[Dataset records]
============================================================
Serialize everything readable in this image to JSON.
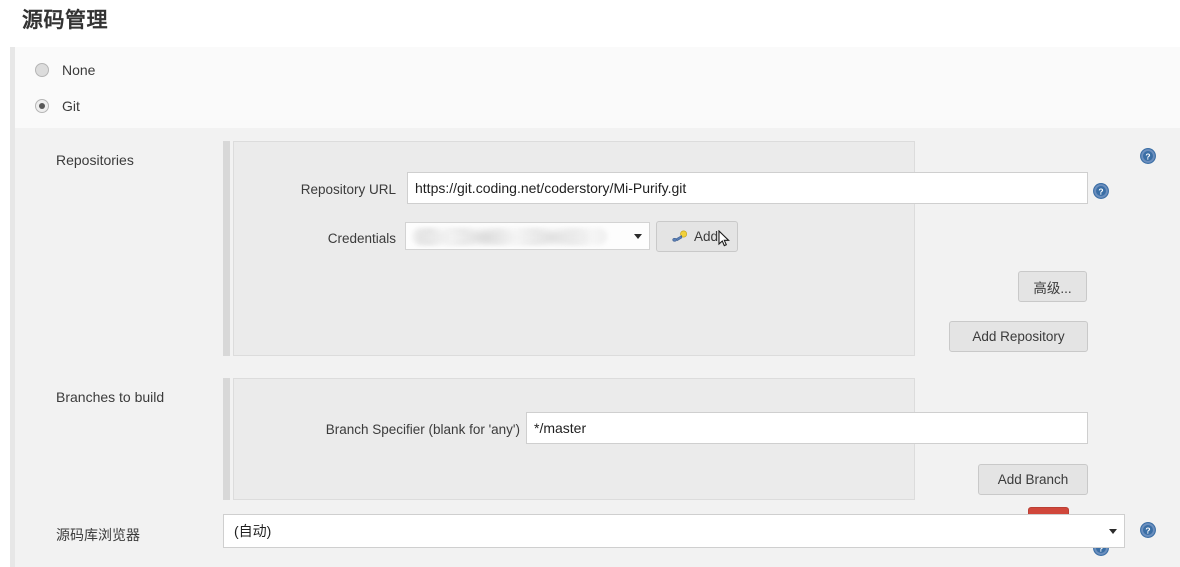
{
  "page": {
    "title": "源码管理"
  },
  "scm_type": {
    "options": [
      {
        "label": "None",
        "selected": false
      },
      {
        "label": "Git",
        "selected": true
      }
    ]
  },
  "repositories": {
    "section_label": "Repositories",
    "repository_url": {
      "label": "Repository URL",
      "value": "https://git.coding.net/coderstory/Mi-Purify.git"
    },
    "credentials": {
      "label": "Credentials",
      "value": "",
      "redacted": true,
      "add_button_label": "Add",
      "add_button_icon": "key-icon"
    },
    "advanced_button_label": "高级...",
    "add_repository_button_label": "Add Repository"
  },
  "branches": {
    "section_label": "Branches to build",
    "delete_button_label": "X",
    "branch_specifier": {
      "label": "Branch Specifier (blank for 'any')",
      "value": "*/master"
    },
    "add_branch_button_label": "Add Branch"
  },
  "repository_browser": {
    "label": "源码库浏览器",
    "selected_option": "(自动)"
  },
  "help_icons": {
    "name": "help-icon",
    "glyph": "?"
  },
  "colors": {
    "delete_red": "#d0473b",
    "help_blue": "#3a6ea5",
    "panel_bg": "#ebebeb",
    "form_bg": "#f2f2f2",
    "button_bg": "#e4e4e4"
  }
}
============================================================
■ Task goal ■
Make an exact copy of the data, leaving its pictures out.

■ Correct response ■
Serialize everything readable in this image to JSON.
{
  "page": {
    "title": "源码管理"
  },
  "scm_type": {
    "options": [
      {
        "label": "None",
        "selected": false
      },
      {
        "label": "Git",
        "selected": true
      }
    ]
  },
  "repositories": {
    "section_label": "Repositories",
    "repository_url": {
      "label": "Repository URL",
      "value": "https://git.coding.net/coderstory/Mi-Purify.git"
    },
    "credentials": {
      "label": "Credentials",
      "value": "",
      "redacted": true,
      "add_button_label": "Add",
      "add_button_icon": "key-icon"
    },
    "advanced_button_label": "高级...",
    "add_repository_button_label": "Add Repository"
  },
  "branches": {
    "section_label": "Branches to build",
    "delete_button_label": "X",
    "branch_specifier": {
      "label": "Branch Specifier (blank for 'any')",
      "value": "*/master"
    },
    "add_branch_button_label": "Add Branch"
  },
  "repository_browser": {
    "label": "源码库浏览器",
    "selected_option": "(自动)"
  },
  "help_icons": {
    "name": "help-icon",
    "glyph": "?"
  },
  "colors": {
    "delete_red": "#d0473b",
    "help_blue": "#3a6ea5",
    "panel_bg": "#ebebeb",
    "form_bg": "#f2f2f2",
    "button_bg": "#e4e4e4"
  }
}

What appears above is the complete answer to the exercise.